[Stored dataset items]:

● ● ● ●

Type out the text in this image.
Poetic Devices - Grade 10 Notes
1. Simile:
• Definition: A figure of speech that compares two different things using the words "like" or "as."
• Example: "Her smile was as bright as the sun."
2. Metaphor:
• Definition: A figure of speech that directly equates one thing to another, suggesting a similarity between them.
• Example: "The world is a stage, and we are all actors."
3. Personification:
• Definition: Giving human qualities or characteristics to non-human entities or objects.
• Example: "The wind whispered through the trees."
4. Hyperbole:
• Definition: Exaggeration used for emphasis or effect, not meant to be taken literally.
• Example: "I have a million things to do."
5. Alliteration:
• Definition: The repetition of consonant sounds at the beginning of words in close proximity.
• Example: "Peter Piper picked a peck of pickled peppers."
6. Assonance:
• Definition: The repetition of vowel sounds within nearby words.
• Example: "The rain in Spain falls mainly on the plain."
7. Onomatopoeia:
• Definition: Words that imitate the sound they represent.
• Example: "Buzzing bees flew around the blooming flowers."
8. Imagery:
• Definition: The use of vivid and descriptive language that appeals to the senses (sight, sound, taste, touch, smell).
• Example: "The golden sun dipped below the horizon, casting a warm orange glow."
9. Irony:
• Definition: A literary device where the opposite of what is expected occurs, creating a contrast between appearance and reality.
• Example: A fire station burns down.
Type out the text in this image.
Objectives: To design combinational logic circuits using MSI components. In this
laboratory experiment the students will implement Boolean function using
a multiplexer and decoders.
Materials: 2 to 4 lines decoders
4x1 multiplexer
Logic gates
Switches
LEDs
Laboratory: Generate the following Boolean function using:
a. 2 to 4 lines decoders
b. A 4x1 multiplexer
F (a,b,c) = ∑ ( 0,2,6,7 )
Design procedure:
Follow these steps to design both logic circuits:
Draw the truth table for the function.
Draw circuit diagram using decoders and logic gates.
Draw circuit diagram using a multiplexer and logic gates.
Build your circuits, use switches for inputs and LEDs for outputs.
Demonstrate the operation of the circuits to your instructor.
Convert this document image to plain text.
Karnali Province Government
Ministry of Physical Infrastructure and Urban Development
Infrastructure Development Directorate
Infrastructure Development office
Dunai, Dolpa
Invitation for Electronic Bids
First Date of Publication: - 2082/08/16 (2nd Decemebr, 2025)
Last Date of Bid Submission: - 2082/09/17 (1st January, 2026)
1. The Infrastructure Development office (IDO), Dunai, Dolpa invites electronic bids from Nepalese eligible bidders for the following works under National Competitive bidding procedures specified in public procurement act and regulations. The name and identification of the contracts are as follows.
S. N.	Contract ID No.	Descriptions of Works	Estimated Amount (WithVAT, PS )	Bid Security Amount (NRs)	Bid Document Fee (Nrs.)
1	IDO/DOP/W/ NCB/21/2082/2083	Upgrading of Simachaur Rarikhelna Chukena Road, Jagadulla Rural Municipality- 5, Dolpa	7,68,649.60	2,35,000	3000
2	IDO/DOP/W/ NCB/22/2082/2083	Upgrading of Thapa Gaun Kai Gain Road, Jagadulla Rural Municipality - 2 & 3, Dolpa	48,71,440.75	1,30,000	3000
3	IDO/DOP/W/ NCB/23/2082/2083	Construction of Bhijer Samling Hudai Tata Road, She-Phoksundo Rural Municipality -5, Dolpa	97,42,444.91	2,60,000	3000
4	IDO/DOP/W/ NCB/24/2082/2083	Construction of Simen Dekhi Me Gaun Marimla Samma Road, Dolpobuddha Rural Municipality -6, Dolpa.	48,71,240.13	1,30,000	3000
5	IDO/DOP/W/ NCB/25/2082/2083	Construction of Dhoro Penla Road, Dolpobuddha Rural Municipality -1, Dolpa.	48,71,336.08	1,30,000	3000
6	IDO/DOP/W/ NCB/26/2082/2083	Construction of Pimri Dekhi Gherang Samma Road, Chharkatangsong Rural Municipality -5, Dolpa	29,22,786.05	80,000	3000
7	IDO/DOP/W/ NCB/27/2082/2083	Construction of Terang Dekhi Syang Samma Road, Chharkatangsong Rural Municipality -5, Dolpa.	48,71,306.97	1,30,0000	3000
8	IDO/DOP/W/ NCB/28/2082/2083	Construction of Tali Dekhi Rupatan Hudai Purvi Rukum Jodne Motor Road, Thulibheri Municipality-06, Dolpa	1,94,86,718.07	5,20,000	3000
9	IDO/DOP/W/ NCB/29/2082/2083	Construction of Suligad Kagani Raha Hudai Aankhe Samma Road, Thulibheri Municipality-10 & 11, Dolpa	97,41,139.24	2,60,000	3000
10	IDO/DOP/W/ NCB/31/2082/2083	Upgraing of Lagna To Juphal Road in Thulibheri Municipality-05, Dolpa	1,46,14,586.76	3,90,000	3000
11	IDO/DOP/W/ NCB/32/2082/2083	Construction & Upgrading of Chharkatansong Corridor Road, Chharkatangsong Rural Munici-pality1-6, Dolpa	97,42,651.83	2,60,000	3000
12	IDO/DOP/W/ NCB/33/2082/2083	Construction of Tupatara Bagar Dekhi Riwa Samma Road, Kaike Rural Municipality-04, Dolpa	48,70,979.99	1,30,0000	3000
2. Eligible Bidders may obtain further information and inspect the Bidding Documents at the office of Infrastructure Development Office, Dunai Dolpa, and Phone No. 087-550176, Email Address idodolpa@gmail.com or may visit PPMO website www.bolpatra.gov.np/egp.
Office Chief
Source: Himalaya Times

● ● ● ●

[Aim of the task]: Scan the material line by line and report each one that contains "Gaun".

[Complete answer]:
2	IDO/DOP/W/ NCB/22/2082/2083	Upgrading of Thapa Gaun Kai Gain Road, Jagadulla Rural Municipality - 2 & 3, Dolpa	48,71,440.75	1,30,000	3000
4	IDO/DOP/W/ NCB/24/2082/2083	Construction of Simen Dekhi Me Gaun Marimla Samma Road, Dolpobuddha Rural Municipality -6, Dolpa.	48,71,240.13	1,30,000	3000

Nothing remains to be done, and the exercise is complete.